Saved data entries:
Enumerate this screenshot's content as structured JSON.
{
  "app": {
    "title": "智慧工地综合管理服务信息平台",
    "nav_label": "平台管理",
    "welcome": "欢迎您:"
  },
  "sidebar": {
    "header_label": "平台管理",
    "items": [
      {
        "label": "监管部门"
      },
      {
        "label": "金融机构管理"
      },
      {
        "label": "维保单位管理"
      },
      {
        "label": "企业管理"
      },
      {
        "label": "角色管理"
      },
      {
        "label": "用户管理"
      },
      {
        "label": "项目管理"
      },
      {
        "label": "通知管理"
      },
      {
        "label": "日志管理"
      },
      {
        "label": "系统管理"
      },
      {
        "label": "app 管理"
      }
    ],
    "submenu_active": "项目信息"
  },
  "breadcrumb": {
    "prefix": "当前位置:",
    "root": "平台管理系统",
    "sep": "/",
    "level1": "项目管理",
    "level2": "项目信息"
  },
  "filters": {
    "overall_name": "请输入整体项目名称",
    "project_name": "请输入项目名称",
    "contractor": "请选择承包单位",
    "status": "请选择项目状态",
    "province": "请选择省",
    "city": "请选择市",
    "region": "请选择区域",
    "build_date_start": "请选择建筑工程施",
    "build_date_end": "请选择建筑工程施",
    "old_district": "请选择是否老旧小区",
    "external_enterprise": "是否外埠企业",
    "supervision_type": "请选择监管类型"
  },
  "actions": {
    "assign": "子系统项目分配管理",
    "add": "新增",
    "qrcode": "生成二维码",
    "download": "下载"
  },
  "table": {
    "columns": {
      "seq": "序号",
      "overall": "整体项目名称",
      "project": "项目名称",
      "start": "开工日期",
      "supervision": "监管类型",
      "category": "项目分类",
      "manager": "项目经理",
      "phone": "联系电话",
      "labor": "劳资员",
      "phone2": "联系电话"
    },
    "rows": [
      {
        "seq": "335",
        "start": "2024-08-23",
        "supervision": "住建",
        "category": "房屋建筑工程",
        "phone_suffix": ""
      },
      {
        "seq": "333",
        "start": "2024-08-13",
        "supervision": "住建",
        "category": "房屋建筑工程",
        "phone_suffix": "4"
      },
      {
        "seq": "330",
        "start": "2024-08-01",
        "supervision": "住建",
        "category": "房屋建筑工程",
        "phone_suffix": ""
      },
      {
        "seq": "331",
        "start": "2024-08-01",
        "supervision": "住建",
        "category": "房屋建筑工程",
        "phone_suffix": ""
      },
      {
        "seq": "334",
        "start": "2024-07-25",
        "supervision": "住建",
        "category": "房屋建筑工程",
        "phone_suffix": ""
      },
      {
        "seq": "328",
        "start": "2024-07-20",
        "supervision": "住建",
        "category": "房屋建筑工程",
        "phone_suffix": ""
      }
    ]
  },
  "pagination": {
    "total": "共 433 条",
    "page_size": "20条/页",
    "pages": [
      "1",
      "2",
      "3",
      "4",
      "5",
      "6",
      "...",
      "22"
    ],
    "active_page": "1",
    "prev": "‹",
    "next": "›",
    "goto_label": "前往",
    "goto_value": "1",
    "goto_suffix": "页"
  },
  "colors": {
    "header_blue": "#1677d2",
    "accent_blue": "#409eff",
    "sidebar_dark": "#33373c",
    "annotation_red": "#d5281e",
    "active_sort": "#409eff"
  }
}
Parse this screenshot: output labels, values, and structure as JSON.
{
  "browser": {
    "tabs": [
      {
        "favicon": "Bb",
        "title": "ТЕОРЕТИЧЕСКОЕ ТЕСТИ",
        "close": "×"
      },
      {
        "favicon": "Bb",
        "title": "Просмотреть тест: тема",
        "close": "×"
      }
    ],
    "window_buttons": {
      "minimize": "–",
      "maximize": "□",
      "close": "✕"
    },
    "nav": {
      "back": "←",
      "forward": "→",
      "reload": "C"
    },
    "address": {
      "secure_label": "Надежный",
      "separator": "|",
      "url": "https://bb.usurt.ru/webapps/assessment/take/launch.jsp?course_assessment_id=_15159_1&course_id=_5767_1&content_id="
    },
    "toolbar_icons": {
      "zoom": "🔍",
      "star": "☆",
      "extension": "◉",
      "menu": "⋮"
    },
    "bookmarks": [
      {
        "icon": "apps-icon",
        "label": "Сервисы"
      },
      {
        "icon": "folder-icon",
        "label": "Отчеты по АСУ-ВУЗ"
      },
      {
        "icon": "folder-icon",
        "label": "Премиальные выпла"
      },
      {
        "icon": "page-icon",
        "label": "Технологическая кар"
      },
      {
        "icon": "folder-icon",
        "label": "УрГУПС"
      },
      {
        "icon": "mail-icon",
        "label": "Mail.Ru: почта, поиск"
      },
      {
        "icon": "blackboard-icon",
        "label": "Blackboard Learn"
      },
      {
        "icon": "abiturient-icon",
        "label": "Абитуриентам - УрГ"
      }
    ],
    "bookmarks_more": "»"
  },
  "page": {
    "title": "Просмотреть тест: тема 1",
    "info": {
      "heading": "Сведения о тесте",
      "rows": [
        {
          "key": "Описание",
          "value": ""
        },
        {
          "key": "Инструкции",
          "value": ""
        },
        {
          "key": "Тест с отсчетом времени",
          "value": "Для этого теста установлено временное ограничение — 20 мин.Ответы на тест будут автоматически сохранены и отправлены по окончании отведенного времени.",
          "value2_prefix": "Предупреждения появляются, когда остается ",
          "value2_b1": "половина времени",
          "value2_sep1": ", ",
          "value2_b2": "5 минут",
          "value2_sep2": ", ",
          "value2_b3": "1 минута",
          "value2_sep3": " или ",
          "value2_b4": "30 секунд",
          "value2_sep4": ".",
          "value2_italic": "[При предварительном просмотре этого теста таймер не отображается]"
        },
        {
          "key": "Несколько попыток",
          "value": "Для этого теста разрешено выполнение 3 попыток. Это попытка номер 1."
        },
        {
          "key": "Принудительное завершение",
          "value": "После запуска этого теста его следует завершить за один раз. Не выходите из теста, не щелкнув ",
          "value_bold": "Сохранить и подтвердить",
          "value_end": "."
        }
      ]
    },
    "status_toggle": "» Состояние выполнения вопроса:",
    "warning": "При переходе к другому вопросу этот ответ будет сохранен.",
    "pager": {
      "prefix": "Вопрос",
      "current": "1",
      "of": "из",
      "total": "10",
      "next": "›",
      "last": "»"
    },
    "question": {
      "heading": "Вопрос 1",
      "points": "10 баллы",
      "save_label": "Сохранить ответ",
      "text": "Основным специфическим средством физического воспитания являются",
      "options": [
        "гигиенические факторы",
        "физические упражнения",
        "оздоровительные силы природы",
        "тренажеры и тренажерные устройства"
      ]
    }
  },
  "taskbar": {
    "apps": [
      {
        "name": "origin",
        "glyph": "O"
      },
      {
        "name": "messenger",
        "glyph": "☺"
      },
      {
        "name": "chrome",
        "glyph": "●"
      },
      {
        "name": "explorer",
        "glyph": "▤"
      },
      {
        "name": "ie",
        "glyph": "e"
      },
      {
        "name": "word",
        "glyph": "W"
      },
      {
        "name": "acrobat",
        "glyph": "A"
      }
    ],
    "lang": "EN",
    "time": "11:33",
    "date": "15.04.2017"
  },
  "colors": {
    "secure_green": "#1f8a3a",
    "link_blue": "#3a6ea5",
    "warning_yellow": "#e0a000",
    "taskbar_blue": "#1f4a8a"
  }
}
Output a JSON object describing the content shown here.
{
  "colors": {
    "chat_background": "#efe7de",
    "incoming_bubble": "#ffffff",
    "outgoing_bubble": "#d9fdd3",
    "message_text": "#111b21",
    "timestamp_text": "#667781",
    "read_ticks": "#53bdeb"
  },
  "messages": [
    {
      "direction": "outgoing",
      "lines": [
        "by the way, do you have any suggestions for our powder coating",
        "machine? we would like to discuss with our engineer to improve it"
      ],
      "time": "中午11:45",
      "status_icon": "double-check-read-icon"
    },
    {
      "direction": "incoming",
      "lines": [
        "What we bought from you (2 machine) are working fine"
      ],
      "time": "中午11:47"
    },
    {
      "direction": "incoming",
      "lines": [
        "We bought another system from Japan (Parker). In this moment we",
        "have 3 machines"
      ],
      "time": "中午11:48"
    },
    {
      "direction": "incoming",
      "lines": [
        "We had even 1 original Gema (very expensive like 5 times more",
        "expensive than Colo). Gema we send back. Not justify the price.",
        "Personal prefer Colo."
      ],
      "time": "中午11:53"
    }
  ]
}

### [Task to complete]
Pick out every line above that holds the word "title" and copy it.

### [Response to this exercise]
    "title": "智慧工地综合管理服务信息平台",
        "title": "ТЕОРЕТИЧЕСКОЕ ТЕСТИ",
        "title": "Просмотреть тест: тема",
    "title": "Просмотреть тест: тема 1",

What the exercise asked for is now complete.